▶ [Text excerpt]:
Purpose-Driven Meetings
In too many organizations, meetings are unstructured and produce no measurable outcomes. Meetings abound for the purposes of disseminating information, gaining compliance and gathering opinions. While necessary, these functions can be covered by other, more efficient means than gathering 15 people in a conference room. The best meetings have the purpose of moving projects forward, have a structured agenda, and well organized participation. They produce concrete action items that engender real time-bound obligation on the part of their designees.
"To-Do"s That Are Done
Action items should be bounded in number, agreed to by the obliged parties, committed to and measured for timely completion. This is often not the case and many organizations lack the information systems needed to comply. Purpose-made computer systems or Microsoft Office are fine vehicles for ensuring that do’s get done, but sticky notes and whiteboard charts will also suffice.
Measurement-Driven Culture
Project status and progress and action item success are only part of a larger culture of living by measurement. Huntzinger and Hall point out that creating and living by a focused, relevant set of predictive measures is not only difficult but runs counter to many financially-oriented cultures and systems. Developing an infrastructure to support this is harder still, but again can be accomplished by simple handwritten public charts almost as well as by complex programs or interlinked systems of spreadsheets (which often remain inscrutable to all but their authors).
Accurate Data
Of course measures that are not accurate, that are too aggregated or disaggregated or not timely will lead to badly directed actions. The best systems are no guarantee of accurate data.
Information Repository and Retrieval Mechanisms
Data alone can overwhelm us; we need patterns and stories created from the data and then the means to retrieve and recall those patterns and stories when applicable. Computers and systems can help us here, but social networks and cultures of storytelling are usually far more critical.

▶ [Record set]:

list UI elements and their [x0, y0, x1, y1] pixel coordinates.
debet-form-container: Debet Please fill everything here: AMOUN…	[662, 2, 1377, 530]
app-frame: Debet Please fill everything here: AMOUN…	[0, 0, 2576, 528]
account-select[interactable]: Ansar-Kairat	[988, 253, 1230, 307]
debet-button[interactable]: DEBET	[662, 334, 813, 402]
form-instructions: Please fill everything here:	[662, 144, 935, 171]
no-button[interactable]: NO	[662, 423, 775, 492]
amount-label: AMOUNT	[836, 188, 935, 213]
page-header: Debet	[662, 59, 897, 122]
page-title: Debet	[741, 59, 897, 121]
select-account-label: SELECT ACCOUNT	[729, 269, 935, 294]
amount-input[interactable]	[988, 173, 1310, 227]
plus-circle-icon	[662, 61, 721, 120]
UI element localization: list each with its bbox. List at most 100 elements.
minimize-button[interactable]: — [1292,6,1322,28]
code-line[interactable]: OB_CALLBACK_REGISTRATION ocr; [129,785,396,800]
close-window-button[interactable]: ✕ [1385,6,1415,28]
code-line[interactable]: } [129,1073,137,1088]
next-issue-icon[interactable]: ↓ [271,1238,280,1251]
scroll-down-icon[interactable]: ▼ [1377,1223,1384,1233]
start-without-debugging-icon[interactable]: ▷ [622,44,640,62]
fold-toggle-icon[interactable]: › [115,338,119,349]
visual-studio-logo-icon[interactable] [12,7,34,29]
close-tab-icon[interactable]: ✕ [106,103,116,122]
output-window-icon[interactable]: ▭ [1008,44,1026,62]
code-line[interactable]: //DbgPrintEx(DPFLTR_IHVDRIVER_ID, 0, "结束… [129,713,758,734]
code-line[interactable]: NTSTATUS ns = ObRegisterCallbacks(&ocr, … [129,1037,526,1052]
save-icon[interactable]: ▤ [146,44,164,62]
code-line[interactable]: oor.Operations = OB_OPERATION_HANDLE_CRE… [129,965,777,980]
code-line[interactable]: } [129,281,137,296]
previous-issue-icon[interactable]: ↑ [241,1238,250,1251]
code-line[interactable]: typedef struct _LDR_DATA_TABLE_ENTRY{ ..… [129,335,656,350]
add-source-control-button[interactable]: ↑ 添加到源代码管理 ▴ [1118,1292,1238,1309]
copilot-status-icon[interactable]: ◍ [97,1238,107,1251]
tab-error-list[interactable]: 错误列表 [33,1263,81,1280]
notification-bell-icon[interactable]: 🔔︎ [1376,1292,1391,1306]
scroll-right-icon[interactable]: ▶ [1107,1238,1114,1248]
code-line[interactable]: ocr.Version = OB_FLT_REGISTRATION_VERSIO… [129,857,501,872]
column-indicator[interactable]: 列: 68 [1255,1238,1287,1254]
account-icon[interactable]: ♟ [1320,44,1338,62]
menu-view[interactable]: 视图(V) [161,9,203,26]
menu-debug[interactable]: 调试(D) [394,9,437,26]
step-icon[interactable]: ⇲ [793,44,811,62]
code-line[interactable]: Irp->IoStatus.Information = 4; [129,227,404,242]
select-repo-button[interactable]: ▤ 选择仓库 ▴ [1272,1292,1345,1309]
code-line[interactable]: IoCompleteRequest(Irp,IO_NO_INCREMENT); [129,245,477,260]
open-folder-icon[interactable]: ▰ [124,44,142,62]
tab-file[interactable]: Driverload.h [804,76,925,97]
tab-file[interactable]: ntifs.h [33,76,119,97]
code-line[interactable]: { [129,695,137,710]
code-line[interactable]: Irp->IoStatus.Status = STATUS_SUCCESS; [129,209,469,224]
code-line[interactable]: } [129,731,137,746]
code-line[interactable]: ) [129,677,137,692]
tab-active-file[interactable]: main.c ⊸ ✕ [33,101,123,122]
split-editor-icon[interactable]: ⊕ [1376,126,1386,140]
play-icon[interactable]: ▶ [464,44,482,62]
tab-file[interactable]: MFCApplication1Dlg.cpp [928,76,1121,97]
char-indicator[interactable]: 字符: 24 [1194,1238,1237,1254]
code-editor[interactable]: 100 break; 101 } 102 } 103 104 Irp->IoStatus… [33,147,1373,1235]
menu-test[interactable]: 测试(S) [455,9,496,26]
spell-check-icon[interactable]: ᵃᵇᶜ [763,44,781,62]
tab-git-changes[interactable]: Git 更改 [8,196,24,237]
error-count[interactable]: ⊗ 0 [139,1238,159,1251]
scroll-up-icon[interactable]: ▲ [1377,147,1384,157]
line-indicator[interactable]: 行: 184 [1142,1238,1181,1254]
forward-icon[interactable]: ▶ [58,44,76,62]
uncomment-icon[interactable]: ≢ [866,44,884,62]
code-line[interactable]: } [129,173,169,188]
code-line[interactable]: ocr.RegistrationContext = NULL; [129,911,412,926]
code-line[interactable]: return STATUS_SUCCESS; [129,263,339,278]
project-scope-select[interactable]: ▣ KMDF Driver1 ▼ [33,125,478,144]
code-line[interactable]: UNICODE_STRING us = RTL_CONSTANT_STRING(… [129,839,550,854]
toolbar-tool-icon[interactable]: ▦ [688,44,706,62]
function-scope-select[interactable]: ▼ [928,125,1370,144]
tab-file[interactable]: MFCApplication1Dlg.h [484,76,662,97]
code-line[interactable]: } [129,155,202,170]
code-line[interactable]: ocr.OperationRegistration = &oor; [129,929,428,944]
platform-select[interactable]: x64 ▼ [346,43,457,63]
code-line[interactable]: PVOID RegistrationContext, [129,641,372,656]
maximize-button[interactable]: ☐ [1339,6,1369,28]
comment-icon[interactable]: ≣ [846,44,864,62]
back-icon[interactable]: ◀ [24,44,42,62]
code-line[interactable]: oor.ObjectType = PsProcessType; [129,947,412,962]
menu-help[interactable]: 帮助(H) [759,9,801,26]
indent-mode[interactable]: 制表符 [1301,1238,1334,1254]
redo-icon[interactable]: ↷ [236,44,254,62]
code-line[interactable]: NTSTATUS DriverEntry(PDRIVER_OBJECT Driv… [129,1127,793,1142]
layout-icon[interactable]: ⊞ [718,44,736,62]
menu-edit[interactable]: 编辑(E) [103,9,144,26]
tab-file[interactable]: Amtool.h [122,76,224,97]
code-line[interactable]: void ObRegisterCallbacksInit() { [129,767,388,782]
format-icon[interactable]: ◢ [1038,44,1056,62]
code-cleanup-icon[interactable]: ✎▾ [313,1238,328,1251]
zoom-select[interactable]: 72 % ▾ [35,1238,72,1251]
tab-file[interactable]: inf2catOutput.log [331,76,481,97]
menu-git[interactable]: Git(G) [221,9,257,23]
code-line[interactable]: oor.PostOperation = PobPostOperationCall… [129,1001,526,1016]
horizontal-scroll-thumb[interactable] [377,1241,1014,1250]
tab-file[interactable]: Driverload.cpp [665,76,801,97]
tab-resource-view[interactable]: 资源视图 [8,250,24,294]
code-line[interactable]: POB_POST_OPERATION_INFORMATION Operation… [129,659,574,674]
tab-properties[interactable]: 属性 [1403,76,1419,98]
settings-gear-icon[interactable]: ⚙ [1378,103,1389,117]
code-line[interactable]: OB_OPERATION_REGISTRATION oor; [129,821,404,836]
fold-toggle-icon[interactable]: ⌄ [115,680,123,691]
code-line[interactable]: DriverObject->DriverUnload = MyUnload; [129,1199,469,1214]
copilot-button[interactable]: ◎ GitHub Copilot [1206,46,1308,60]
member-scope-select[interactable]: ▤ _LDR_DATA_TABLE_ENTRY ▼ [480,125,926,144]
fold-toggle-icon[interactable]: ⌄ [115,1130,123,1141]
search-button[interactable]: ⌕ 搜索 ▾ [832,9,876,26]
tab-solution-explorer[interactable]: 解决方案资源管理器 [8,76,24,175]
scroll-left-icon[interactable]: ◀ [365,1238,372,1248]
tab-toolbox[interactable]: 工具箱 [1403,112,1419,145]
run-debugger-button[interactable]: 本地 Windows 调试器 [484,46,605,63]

▶ [Things to do]:
a – In the excerpt on purpose-driven meetings, which simple tools does it say will also suffice for making sure action items get done?
b – Carry on the excerpt on purpose-driven meetings from the point where it stops.

▶ [Responses in order]:
a – Sticky notes and whiteboard charts.

b –
Management
Patrick Lencioni, in his recent fable/novel (The Three Signs of a Miserable Job; Jossey Bass, 2007), shows managers how to get the most out of the people in their organizations. He shows that managers have a three-part obligation to their employees. They must give employees a tangible, measurable means for assessing their success or failure so that they can see that they are dong a good job or gauge their progress or level of contribution. They must show employees how their work makes a difference to others, so that they can understand in turn their relevance to the enterprise. And they must take a real interest in their employees so that they know that their boss and fellow workers know who they are and that they are cared about.
This human side to management is another essential component of overcoming resistance to change, and complements the more mechanical actions listed above.
Personalities
Many managers are poorly equipped in practice to create the necessary impact on the emotional, financial and physical needs of their employees to enable true change. This is sometimes due to the very skills that made them excel as functional employees and led to their selection as leaders. Marshall Goldsmith provides excellent guidance in his many books on how to detect and overcome the outsized personality traits that produce shortfalls in so many leaders. Chief among these winning-but-crippling flaws is the need to win at all costs and in all situations—when it matters, when it doesn’t and when it is totally beside the point.
These flaws can be overcome by directed coaching. Marshall recommends teaming with a mutual coach to reach directed goals. In this way managers can improve their effectiveness, execute appropriate management, leverage the appropriate infrastructure and finally drive actions for change.